**** RECORDS FOR THIS TASK ****

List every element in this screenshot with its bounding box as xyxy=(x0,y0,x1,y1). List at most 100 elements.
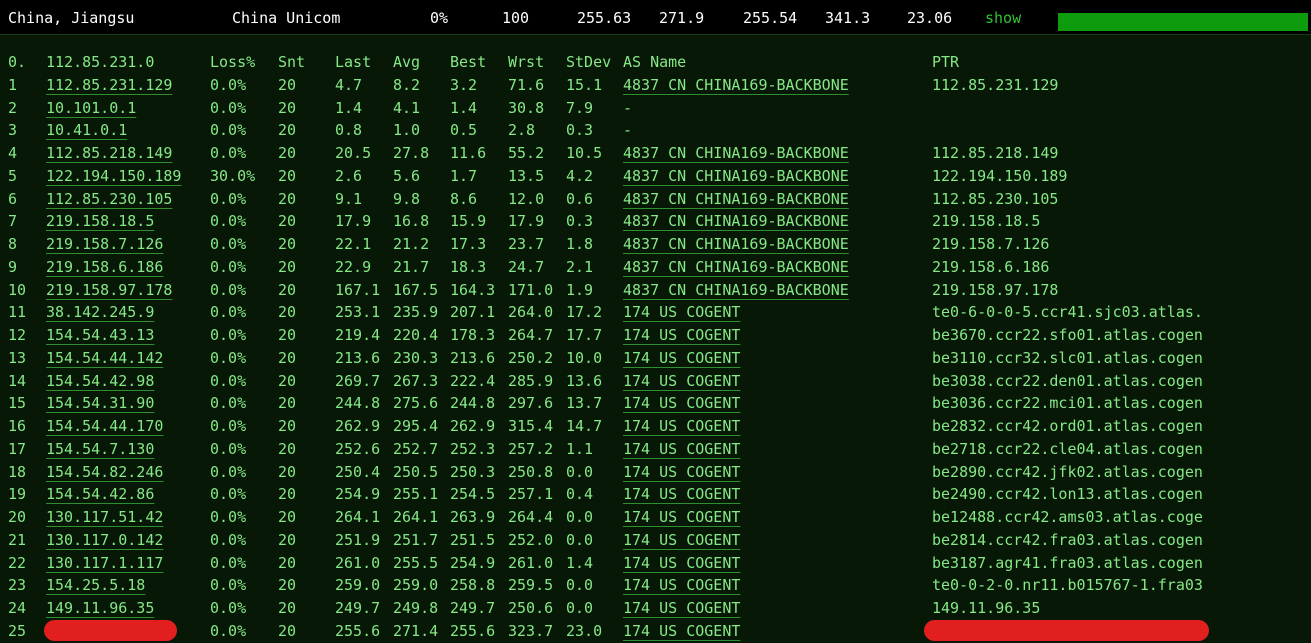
hop-sent: 20 xyxy=(278,439,297,458)
hop-as-link[interactable]: 174 US COGENT xyxy=(623,302,740,322)
hop-number: 25 xyxy=(8,621,27,640)
hop-stdev: 23.0 xyxy=(566,621,603,640)
hop-stdev: 1.9 xyxy=(566,280,594,299)
summary-location: China, Jiangsu xyxy=(8,9,135,27)
hop-ip-link[interactable]: 10.41.0.1 xyxy=(46,120,127,140)
hop-last: 22.9 xyxy=(335,257,372,276)
hop-sent: 20 xyxy=(278,121,297,140)
hop-best: 254.9 xyxy=(450,553,496,572)
hop-ip-link[interactable]: 219.158.18.5 xyxy=(46,211,154,231)
hop-loss: 0.0% xyxy=(210,257,247,276)
hop-avg: 9.8 xyxy=(393,189,421,208)
hop-ip-link[interactable]: 154.54.44.170 xyxy=(46,416,163,436)
hop-as-link[interactable]: 174 US COGENT xyxy=(623,325,740,345)
header-target: 112.85.231.0 xyxy=(46,53,155,71)
hop-as-link[interactable]: 174 US COGENT xyxy=(623,393,740,413)
hop-best: 8.6 xyxy=(450,189,478,208)
hop-ip-link[interactable]: 112.85.218.149 xyxy=(46,143,172,163)
hop-ip-link[interactable]: 219.158.6.186 xyxy=(46,257,163,277)
hop-ip-link[interactable]: 10.101.0.1 xyxy=(46,98,136,118)
hop-ip-link[interactable]: 122.194.150.189 xyxy=(46,166,181,186)
hop-ptr: te0-6-0-0-5.ccr41.sjc03.atlas. xyxy=(932,303,1203,322)
hop-ip-link[interactable]: 130.117.1.117 xyxy=(46,553,163,573)
hop-as-link[interactable]: 174 US COGENT xyxy=(623,462,740,482)
hop-ip-link[interactable]: 154.54.7.130 xyxy=(46,439,154,459)
hop-as-link[interactable]: 4837 CN CHINA169-BACKBONE xyxy=(623,75,849,95)
hop-sent: 20 xyxy=(278,326,297,344)
hop-best: 262.9 xyxy=(450,417,496,435)
hop-avg: 220.4 xyxy=(393,326,439,344)
hop-last: 252.6 xyxy=(335,439,381,458)
table-row: 24 149.11.96.35 0.0% 20 249.7 249.8 249.7 250.6… xyxy=(0,598,1311,621)
hop-sent: 20 xyxy=(278,348,297,367)
hop-best: 207.1 xyxy=(450,303,496,322)
hop-ip-link[interactable]: 154.54.31.90 xyxy=(46,393,154,413)
hop-ip-link[interactable]: 154.54.44.142 xyxy=(46,348,163,368)
hop-stdev: 0.0 xyxy=(566,530,594,549)
hop-worst: 264.4 xyxy=(508,508,554,526)
hop-as-link[interactable]: 174 US COGENT xyxy=(623,575,740,595)
table-row: 22 130.117.1.117 0.0% 20 261.0 255.5 254.9 261.… xyxy=(0,553,1311,576)
hop-as-link[interactable]: 174 US COGENT xyxy=(623,553,740,573)
hop-as-link[interactable]: 4837 CN CHINA169-BACKBONE xyxy=(623,234,849,254)
hop-ip-link[interactable]: 219.158.7.126 xyxy=(46,234,163,254)
hop-stdev: 4.2 xyxy=(566,166,594,185)
hop-ip-link[interactable]: 154.25.5.18 xyxy=(46,575,145,595)
hop-number: 5 xyxy=(8,166,18,185)
table-row: 3 10.41.0.1 0.0% 20 0.8 1.0 0.5 2.8 0.3 - xyxy=(0,120,1311,143)
hop-number: 6 xyxy=(8,189,18,208)
hop-ip-link[interactable]: 154.54.82.246 xyxy=(46,462,163,482)
hop-best: 1.4 xyxy=(450,98,478,117)
hop-as-link[interactable]: 174 US COGENT xyxy=(623,598,740,618)
hop-best: 255.6 xyxy=(450,621,496,640)
hop-avg: 230.3 xyxy=(393,348,439,367)
hop-worst: 323.7 xyxy=(508,621,554,640)
hop-ip-link[interactable]: 219.158.97.178 xyxy=(46,280,172,300)
hop-as-link[interactable]: 174 US COGENT xyxy=(623,416,740,436)
hop-stdev: 10.5 xyxy=(566,144,603,162)
hop-as-link[interactable]: 4837 CN CHINA169-BACKBONE xyxy=(623,189,849,209)
table-row: 23 154.25.5.18 0.0% 20 259.0 259.0 258.8 259.5 0… xyxy=(0,575,1311,598)
hop-ip-link[interactable]: 154.54.42.86 xyxy=(46,484,154,504)
hop-avg: 1.0 xyxy=(393,121,421,140)
table-row: 25 0.0% 20 255.6 271.4 255.6 323.7 23.0 174 US C… xyxy=(0,619,1311,643)
hop-best: 244.8 xyxy=(450,394,496,413)
hop-loss: 0.0% xyxy=(210,485,247,504)
hop-as-link[interactable]: 4837 CN CHINA169-BACKBONE xyxy=(623,166,849,186)
hop-ip-link[interactable]: 130.117.51.42 xyxy=(46,507,163,527)
hop-ip-link[interactable]: 130.117.0.142 xyxy=(46,530,163,550)
show-details-link[interactable]: show xyxy=(985,9,1021,27)
table-row: 1 112.85.231.129 0.0% 20 4.7 8.2 3.2 71.6 15.1 48… xyxy=(0,75,1311,98)
hop-ip-link[interactable]: 149.11.96.35 xyxy=(46,598,154,618)
hop-as-link[interactable]: 174 US COGENT xyxy=(623,371,740,391)
hop-loss: 0.0% xyxy=(210,462,247,481)
hop-ip-link[interactable]: 154.54.43.13 xyxy=(46,325,154,345)
hop-as-link[interactable]: 174 US COGENT xyxy=(623,439,740,459)
hop-worst: 55.2 xyxy=(508,144,545,162)
hop-as-link[interactable]: 174 US COGENT xyxy=(623,484,740,504)
hop-as-link[interactable]: 4837 CN CHINA169-BACKBONE xyxy=(623,143,849,163)
hop-last: 255.6 xyxy=(335,621,381,640)
hop-as-link[interactable]: 174 US COGENT xyxy=(623,507,740,527)
hop-as-link[interactable]: 4837 CN CHINA169-BACKBONE xyxy=(623,257,849,277)
hop-sent: 20 xyxy=(278,530,297,549)
hop-worst: 297.6 xyxy=(508,394,554,413)
hop-ptr: be3187.agr41.fra03.atlas.cogen xyxy=(932,553,1203,572)
hop-as-link[interactable]: 4837 CN CHINA169-BACKBONE xyxy=(623,280,849,300)
hop-loss: 0.0% xyxy=(210,75,247,94)
hop-number: 9 xyxy=(8,257,18,276)
hop-as-link[interactable]: 4837 CN CHINA169-BACKBONE xyxy=(623,211,849,231)
latency-bar xyxy=(1058,13,1308,31)
hop-ip-link[interactable]: 38.142.245.9 xyxy=(46,302,154,322)
hop-sent: 20 xyxy=(278,508,297,526)
hop-ip-link[interactable]: 112.85.230.105 xyxy=(46,189,172,209)
hop-as-link[interactable]: 174 US COGENT xyxy=(623,348,740,368)
hop-ip-link[interactable]: 154.54.42.98 xyxy=(46,371,154,391)
hop-as-link[interactable]: 174 US COGENT xyxy=(623,530,740,550)
hop-as-link[interactable]: 174 US COGENT xyxy=(623,621,740,641)
hop-last: 22.1 xyxy=(335,235,372,253)
header-wrst: Wrst xyxy=(508,53,545,71)
hop-loss: 0.0% xyxy=(210,121,247,140)
hop-ip-link[interactable]: 112.85.231.129 xyxy=(46,75,172,95)
hop-best: 164.3 xyxy=(450,280,496,299)
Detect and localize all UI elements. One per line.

****

> THE REQUEST:
Rewrite every line of the records above with "hop-as-link" changed to "hop-asn-link" wherever it occurs, leaving everything else untouched. Omit the pictures from your version.

> PROBLEM SOLUTION:
List every element in this screenshot with its bounding box as xyxy=(x0,y0,x1,y1). List at most 100 elements.
hop-sent: 20 xyxy=(278,439,297,458)
hop-asn-link[interactable]: 174 US COGENT xyxy=(623,302,740,322)
hop-number: 25 xyxy=(8,621,27,640)
hop-stdev: 23.0 xyxy=(566,621,603,640)
hop-stdev: 1.9 xyxy=(566,280,594,299)
summary-location: China, Jiangsu xyxy=(8,9,135,27)
hop-ip-link[interactable]: 10.41.0.1 xyxy=(46,120,127,140)
hop-last: 22.9 xyxy=(335,257,372,276)
hop-sent: 20 xyxy=(278,121,297,140)
hop-best: 254.9 xyxy=(450,553,496,572)
hop-ip-link[interactable]: 219.158.18.5 xyxy=(46,211,154,231)
hop-loss: 0.0% xyxy=(210,257,247,276)
hop-avg: 9.8 xyxy=(393,189,421,208)
hop-ip-link[interactable]: 154.54.44.170 xyxy=(46,416,163,436)
hop-asn-link[interactable]: 174 US COGENT xyxy=(623,325,740,345)
header-target: 112.85.231.0 xyxy=(46,53,155,71)
hop-asn-link[interactable]: 174 US COGENT xyxy=(623,393,740,413)
hop-best: 8.6 xyxy=(450,189,478,208)
hop-ip-link[interactable]: 112.85.218.149 xyxy=(46,143,172,163)
hop-ip-link[interactable]: 219.158.6.186 xyxy=(46,257,163,277)
hop-ip-link[interactable]: 10.101.0.1 xyxy=(46,98,136,118)
hop-ip-link[interactable]: 122.194.150.189 xyxy=(46,166,181,186)
hop-ptr: te0-6-0-0-5.ccr41.sjc03.atlas. xyxy=(932,303,1203,322)
hop-ip-link[interactable]: 130.117.1.117 xyxy=(46,553,163,573)
hop-asn-link[interactable]: 174 US COGENT xyxy=(623,462,740,482)
hop-ip-link[interactable]: 154.54.7.130 xyxy=(46,439,154,459)
hop-asn-link[interactable]: 4837 CN CHINA169-BACKBONE xyxy=(623,75,849,95)
hop-sent: 20 xyxy=(278,326,297,344)
hop-best: 262.9 xyxy=(450,417,496,435)
hop-avg: 220.4 xyxy=(393,326,439,344)
hop-last: 252.6 xyxy=(335,439,381,458)
table-row: 24 149.11.96.35 0.0% 20 249.7 249.8 249.7 250.6… xyxy=(0,598,1311,621)
hop-sent: 20 xyxy=(278,348,297,367)
hop-best: 207.1 xyxy=(450,303,496,322)
hop-ip-link[interactable]: 154.54.31.90 xyxy=(46,393,154,413)
hop-ip-link[interactable]: 154.54.44.142 xyxy=(46,348,163,368)
hop-stdev: 0.0 xyxy=(566,530,594,549)
hop-worst: 264.4 xyxy=(508,508,554,526)
hop-asn-link[interactable]: 174 US COGENT xyxy=(623,575,740,595)
table-row: 22 130.117.1.117 0.0% 20 261.0 255.5 254.9 261.… xyxy=(0,553,1311,576)
hop-asn-link[interactable]: 174 US COGENT xyxy=(623,553,740,573)
hop-asn-link[interactable]: 4837 CN CHINA169-BACKBONE xyxy=(623,234,849,254)
hop-ip-link[interactable]: 219.158.7.126 xyxy=(46,234,163,254)
hop-stdev: 4.2 xyxy=(566,166,594,185)
hop-ip-link[interactable]: 154.25.5.18 xyxy=(46,575,145,595)
hop-number: 5 xyxy=(8,166,18,185)
table-row: 3 10.41.0.1 0.0% 20 0.8 1.0 0.5 2.8 0.3 - xyxy=(0,120,1311,143)
hop-number: 6 xyxy=(8,189,18,208)
hop-ip-link[interactable]: 154.54.82.246 xyxy=(46,462,163,482)
hop-best: 1.4 xyxy=(450,98,478,117)
hop-asn-link[interactable]: 174 US COGENT xyxy=(623,598,740,618)
hop-best: 255.6 xyxy=(450,621,496,640)
hop-avg: 230.3 xyxy=(393,348,439,367)
hop-worst: 323.7 xyxy=(508,621,554,640)
hop-ip-link[interactable]: 219.158.97.178 xyxy=(46,280,172,300)
hop-asn-link[interactable]: 174 US COGENT xyxy=(623,416,740,436)
hop-stdev: 10.5 xyxy=(566,144,603,162)
hop-asn-link[interactable]: 4837 CN CHINA169-BACKBONE xyxy=(623,189,849,209)
table-row: 23 154.25.5.18 0.0% 20 259.0 259.0 258.8 259.5 0… xyxy=(0,575,1311,598)
hop-ip-link[interactable]: 154.54.42.86 xyxy=(46,484,154,504)
hop-avg: 1.0 xyxy=(393,121,421,140)
table-row: 25 0.0% 20 255.6 271.4 255.6 323.7 23.0 174 US C… xyxy=(0,619,1311,643)
hop-best: 244.8 xyxy=(450,394,496,413)
hop-loss: 0.0% xyxy=(210,485,247,504)
hop-asn-link[interactable]: 4837 CN CHINA169-BACKBONE xyxy=(623,166,849,186)
hop-ip-link[interactable]: 130.117.51.42 xyxy=(46,507,163,527)
hop-ip-link[interactable]: 130.117.0.142 xyxy=(46,530,163,550)
show-details-link[interactable]: show xyxy=(985,9,1021,27)
table-row: 1 112.85.231.129 0.0% 20 4.7 8.2 3.2 71.6 15.1 48… xyxy=(0,75,1311,98)
hop-ip-link[interactable]: 149.11.96.35 xyxy=(46,598,154,618)
hop-asn-link[interactable]: 174 US COGENT xyxy=(623,371,740,391)
hop-loss: 0.0% xyxy=(210,462,247,481)
hop-ip-link[interactable]: 154.54.43.13 xyxy=(46,325,154,345)
hop-asn-link[interactable]: 174 US COGENT xyxy=(623,439,740,459)
hop-worst: 55.2 xyxy=(508,144,545,162)
hop-asn-link[interactable]: 174 US COGENT xyxy=(623,484,740,504)
hop-asn-link[interactable]: 4837 CN CHINA169-BACKBONE xyxy=(623,143,849,163)
hop-last: 255.6 xyxy=(335,621,381,640)
hop-asn-link[interactable]: 174 US COGENT xyxy=(623,507,740,527)
hop-asn-link[interactable]: 4837 CN CHINA169-BACKBONE xyxy=(623,257,849,277)
hop-sent: 20 xyxy=(278,530,297,549)
hop-worst: 297.6 xyxy=(508,394,554,413)
hop-ptr: be3187.agr41.fra03.atlas.cogen xyxy=(932,553,1203,572)
hop-asn-link[interactable]: 4837 CN CHINA169-BACKBONE xyxy=(623,280,849,300)
hop-loss: 0.0% xyxy=(210,75,247,94)
hop-number: 9 xyxy=(8,257,18,276)
hop-asn-link[interactable]: 4837 CN CHINA169-BACKBONE xyxy=(623,211,849,231)
latency-bar xyxy=(1058,13,1308,31)
hop-ip-link[interactable]: 38.142.245.9 xyxy=(46,302,154,322)
hop-sent: 20 xyxy=(278,508,297,526)
hop-ip-link[interactable]: 112.85.230.105 xyxy=(46,189,172,209)
hop-asn-link[interactable]: 174 US COGENT xyxy=(623,348,740,368)
hop-ip-link[interactable]: 154.54.42.98 xyxy=(46,371,154,391)
hop-asn-link[interactable]: 174 US COGENT xyxy=(623,530,740,550)
hop-asn-link[interactable]: 174 US COGENT xyxy=(623,621,740,641)
hop-last: 22.1 xyxy=(335,235,372,253)
header-wrst: Wrst xyxy=(508,53,545,71)
hop-loss: 0.0% xyxy=(210,121,247,140)
hop-ip-link[interactable]: 112.85.231.129 xyxy=(46,75,172,95)
hop-best: 164.3 xyxy=(450,280,496,299)
Detect and localize all UI elements. One per line.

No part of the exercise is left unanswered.